Task goal: Below are entries. Pull out all lines containing "работы".

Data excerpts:
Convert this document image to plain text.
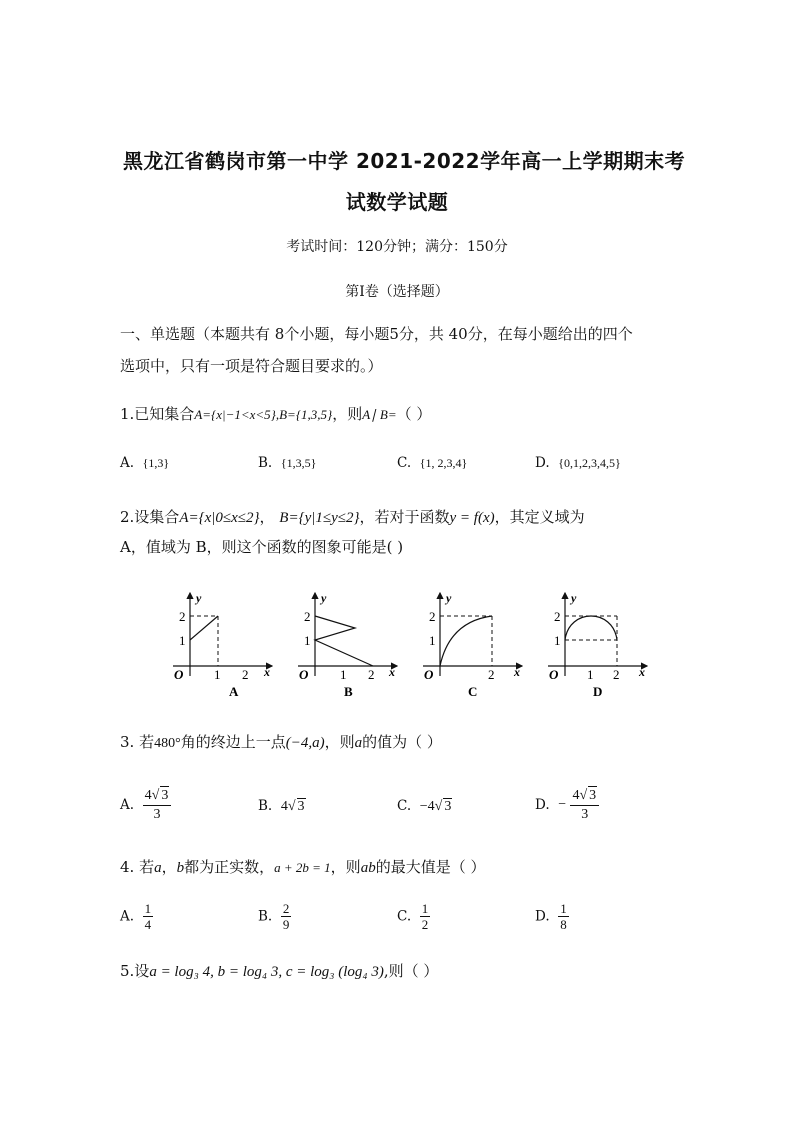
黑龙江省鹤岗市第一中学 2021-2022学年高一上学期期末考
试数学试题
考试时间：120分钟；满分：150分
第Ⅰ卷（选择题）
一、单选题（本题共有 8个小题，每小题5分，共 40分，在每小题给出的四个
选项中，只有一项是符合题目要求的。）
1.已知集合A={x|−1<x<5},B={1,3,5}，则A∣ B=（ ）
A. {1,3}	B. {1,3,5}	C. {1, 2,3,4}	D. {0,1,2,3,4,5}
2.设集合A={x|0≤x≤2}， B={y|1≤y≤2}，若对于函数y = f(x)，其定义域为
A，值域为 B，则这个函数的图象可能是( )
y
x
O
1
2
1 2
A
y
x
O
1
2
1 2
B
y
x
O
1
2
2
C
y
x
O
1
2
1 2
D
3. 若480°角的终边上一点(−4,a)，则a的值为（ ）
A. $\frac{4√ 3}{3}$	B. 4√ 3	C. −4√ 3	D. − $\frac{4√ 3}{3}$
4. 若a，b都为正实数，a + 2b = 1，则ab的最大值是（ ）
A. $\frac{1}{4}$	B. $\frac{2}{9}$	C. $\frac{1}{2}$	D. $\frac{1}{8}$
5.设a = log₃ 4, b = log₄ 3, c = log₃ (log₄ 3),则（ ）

...

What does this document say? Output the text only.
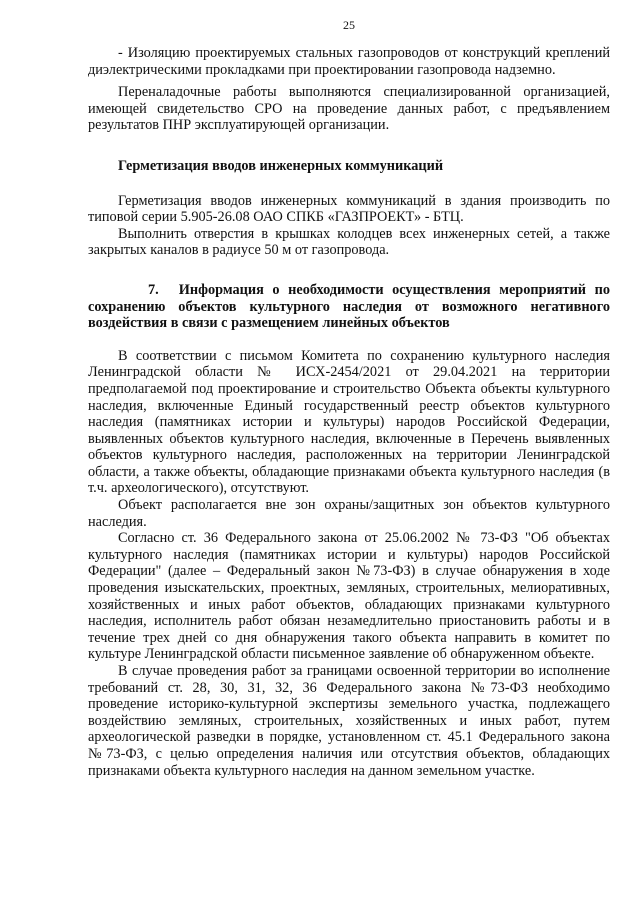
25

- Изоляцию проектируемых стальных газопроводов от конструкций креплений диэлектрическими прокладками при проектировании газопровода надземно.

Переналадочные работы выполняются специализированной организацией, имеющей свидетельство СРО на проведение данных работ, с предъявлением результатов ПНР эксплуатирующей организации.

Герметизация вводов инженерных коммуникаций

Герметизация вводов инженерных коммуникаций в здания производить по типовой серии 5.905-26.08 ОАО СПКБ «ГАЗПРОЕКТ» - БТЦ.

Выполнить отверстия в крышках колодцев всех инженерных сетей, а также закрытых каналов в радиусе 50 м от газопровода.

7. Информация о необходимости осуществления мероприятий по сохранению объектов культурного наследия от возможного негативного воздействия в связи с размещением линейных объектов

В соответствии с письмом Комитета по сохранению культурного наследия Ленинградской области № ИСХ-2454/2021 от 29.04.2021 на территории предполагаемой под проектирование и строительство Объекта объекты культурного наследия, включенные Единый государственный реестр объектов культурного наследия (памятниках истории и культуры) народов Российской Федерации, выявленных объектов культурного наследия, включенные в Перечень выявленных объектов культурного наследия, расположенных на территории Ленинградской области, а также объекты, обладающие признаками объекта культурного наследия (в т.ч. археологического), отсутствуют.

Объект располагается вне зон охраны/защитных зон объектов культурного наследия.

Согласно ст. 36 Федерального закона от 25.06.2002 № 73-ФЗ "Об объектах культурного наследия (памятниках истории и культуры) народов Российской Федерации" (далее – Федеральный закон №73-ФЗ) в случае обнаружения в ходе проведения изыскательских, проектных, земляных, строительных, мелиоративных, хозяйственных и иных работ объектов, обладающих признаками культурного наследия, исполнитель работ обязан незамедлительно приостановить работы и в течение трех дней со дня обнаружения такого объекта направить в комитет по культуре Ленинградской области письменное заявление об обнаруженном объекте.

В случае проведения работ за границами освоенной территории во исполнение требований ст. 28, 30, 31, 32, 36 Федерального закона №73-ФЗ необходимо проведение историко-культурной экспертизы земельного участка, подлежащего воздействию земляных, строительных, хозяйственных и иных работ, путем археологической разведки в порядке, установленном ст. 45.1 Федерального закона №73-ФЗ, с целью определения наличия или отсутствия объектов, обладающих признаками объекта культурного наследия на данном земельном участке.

Result for this task:
Переналадочные работы выполняются специализированной организацией, имеющей свидетельство СРО на проведение данных работ, с предъявлением результатов ПНР эксплуатирующей организации.
Согласно ст. 36 Федерального закона от 25.06.2002 № 73-ФЗ "Об объектах культурного наследия (памятниках истории и культуры) народов Российской Федерации" (далее – Федеральный закон №73-ФЗ) в случае обнаружения в ходе проведения изыскательских, проектных, земляных, строительных, мелиоративных, хозяйственных и иных работ объектов, обладающих признаками культурного наследия, исполнитель работ обязан незамедлительно приостановить работы и в течение трех дней со дня обнаружения такого объекта направить в комитет по культуре Ленинградской области письменное заявление об обнаруженном объекте.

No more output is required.